> [Objective]: Find all lines in the records that include the word "Stockton", and copy them out.

**********

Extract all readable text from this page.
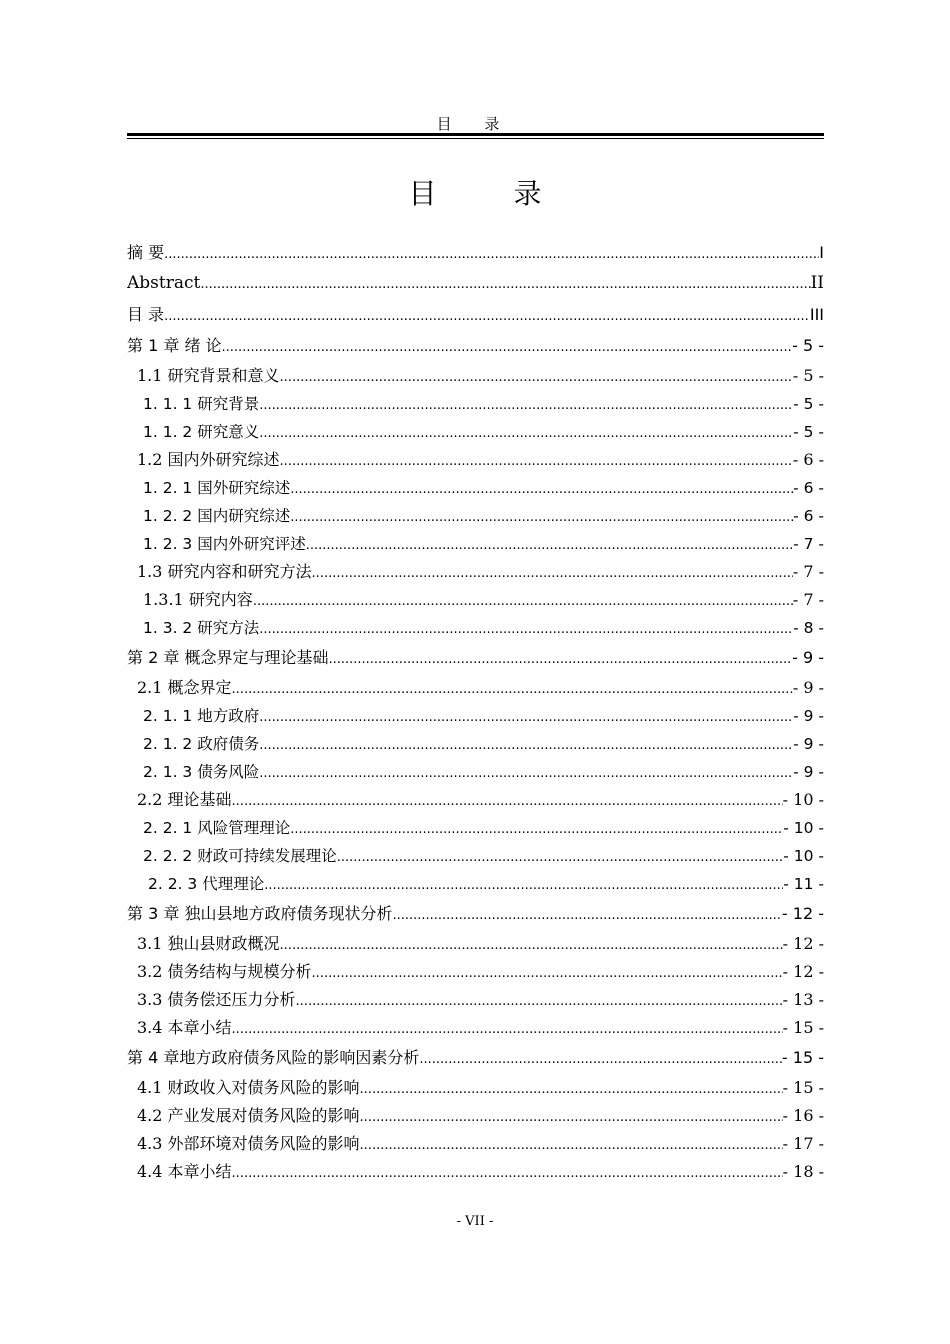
目 录
目 录
摘 要 .....	I
Abstract .....	II
目 录 .....	III
第 1 章 绪 论 .....	- 5 -
1.1 研究背景和意义 .....	- 5 -
1. 1. 1 研究背景 .....	- 5 -
1. 1. 2 研究意义 .....	- 5 -
1.2 国内外研究综述 .....	- 6 -
1. 2. 1 国外研究综述 .....	- 6 -
1. 2. 2 国内研究综述 .....	- 6 -
1. 2. 3 国内外研究评述 .....	- 7 -
1.3 研究内容和研究方法 .....	- 7 -
1.3.1 研究内容 .....	- 7 -
1. 3. 2 研究方法 .....	- 8 -
第 2 章 概念界定与理论基础 .....	- 9 -
2.1 概念界定 .....	- 9 -
2. 1. 1 地方政府 .....	- 9 -
2. 1. 2 政府债务 .....	- 9 -
2. 1. 3 债务风险 .....	- 9 -
2.2 理论基础 .....	- 10 -
2. 2. 1 风险管理理论 .....	- 10 -
2. 2. 2 财政可持续发展理论 .....	- 10 -
2. 2. 3 代理理论 .....	- 11 -
第 3 章 独山县地方政府债务现状分析 .....	- 12 -
3.1 独山县财政概况 .....	- 12 -
3.2 债务结构与规模分析 .....	- 12 -
3.3 债务偿还压力分析 .....	- 13 -
3.4 本章小结 .....	- 15 -
第 4 章地方政府债务风险的影响因素分析 .....	- 15 -
4.1 财政收入对债务风险的影响 .....	- 15 -
4.2 产业发展对债务风险的影响 .....	- 16 -
4.3 外部环境对债务风险的影响 .....	- 17 -
4.4 本章小结 .....	- 18 -
- VII -
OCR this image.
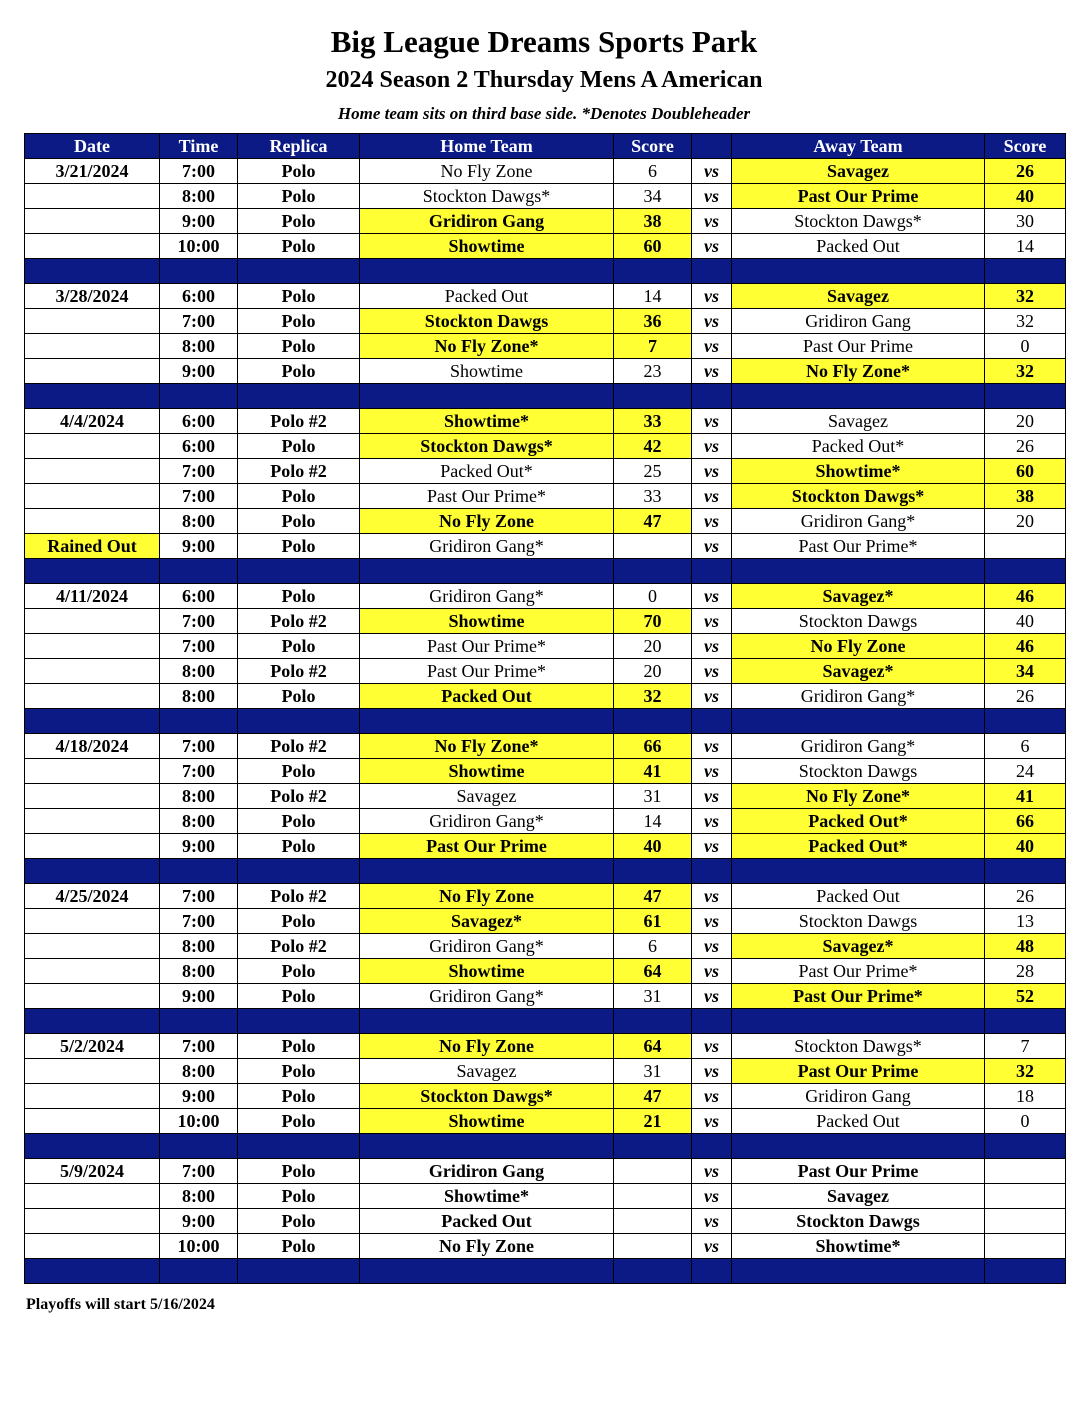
Big League Dreams Sports Park
2024 Season 2 Thursday Mens A American
Home team sits on third base side. *Denotes Doubleheader
Date	Time	Replica	Home Team	Score		Away Team	Score
3/21/2024	7:00	Polo	No Fly Zone	6	vs	Savagez	26
	8:00	Polo	Stockton Dawgs*	34	vs	Past Our Prime	40
	9:00	Polo	Gridiron Gang	38	vs	Stockton Dawgs*	30
	10:00	Polo	Showtime	60	vs	Packed Out	14

3/28/2024	6:00	Polo	Packed Out	14	vs	Savagez	32
	7:00	Polo	Stockton Dawgs	36	vs	Gridiron Gang	32
	8:00	Polo	No Fly Zone*	7	vs	Past Our Prime	0
	9:00	Polo	Showtime	23	vs	No Fly Zone*	32

4/4/2024	6:00	Polo #2	Showtime*	33	vs	Savagez	20
	6:00	Polo	Stockton Dawgs*	42	vs	Packed Out*	26
	7:00	Polo #2	Packed Out*	25	vs	Showtime*	60
	7:00	Polo	Past Our Prime*	33	vs	Stockton Dawgs*	38
	8:00	Polo	No Fly Zone	47	vs	Gridiron Gang*	20
Rained Out	9:00	Polo	Gridiron Gang*		vs	Past Our Prime*	

4/11/2024	6:00	Polo	Gridiron Gang*	0	vs	Savagez*	46
	7:00	Polo #2	Showtime	70	vs	Stockton Dawgs	40
	7:00	Polo	Past Our Prime*	20	vs	No Fly Zone	46
	8:00	Polo #2	Past Our Prime*	20	vs	Savagez*	34
	8:00	Polo	Packed Out	32	vs	Gridiron Gang*	26

4/18/2024	7:00	Polo #2	No Fly Zone*	66	vs	Gridiron Gang*	6
	7:00	Polo	Showtime	41	vs	Stockton Dawgs	24
	8:00	Polo #2	Savagez	31	vs	No Fly Zone*	41
	8:00	Polo	Gridiron Gang*	14	vs	Packed Out*	66
	9:00	Polo	Past Our Prime	40	vs	Packed Out*	40

4/25/2024	7:00	Polo #2	No Fly Zone	47	vs	Packed Out	26
	7:00	Polo	Savagez*	61	vs	Stockton Dawgs	13
	8:00	Polo #2	Gridiron Gang*	6	vs	Savagez*	48
	8:00	Polo	Showtime	64	vs	Past Our Prime*	28
	9:00	Polo	Gridiron Gang*	31	vs	Past Our Prime*	52

5/2/2024	7:00	Polo	No Fly Zone	64	vs	Stockton Dawgs*	7
	8:00	Polo	Savagez	31	vs	Past Our Prime	32
	9:00	Polo	Stockton Dawgs*	47	vs	Gridiron Gang	18
	10:00	Polo	Showtime	21	vs	Packed Out	0

5/9/2024	7:00	Polo	Gridiron Gang		vs	Past Our Prime	
	8:00	Polo	Showtime*		vs	Savagez	
	9:00	Polo	Packed Out		vs	Stockton Dawgs	
	10:00	Polo	No Fly Zone		vs	Showtime*	

Playoffs will start 5/16/2024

**********

> [Written answer]:
	8:00	Polo	Stockton Dawgs*	34	vs	Past Our Prime	40
	9:00	Polo	Gridiron Gang	38	vs	Stockton Dawgs*	30
	7:00	Polo	Stockton Dawgs	36	vs	Gridiron Gang	32
	6:00	Polo	Stockton Dawgs*	42	vs	Packed Out*	26
	7:00	Polo	Past Our Prime*	33	vs	Stockton Dawgs*	38
	7:00	Polo #2	Showtime	70	vs	Stockton Dawgs	40
	7:00	Polo	Showtime	41	vs	Stockton Dawgs	24
	7:00	Polo	Savagez*	61	vs	Stockton Dawgs	13
5/2/2024	7:00	Polo	No Fly Zone	64	vs	Stockton Dawgs*	7
	9:00	Polo	Stockton Dawgs*	47	vs	Gridiron Gang	18
	9:00	Polo	Packed Out		vs	Stockton Dawgs	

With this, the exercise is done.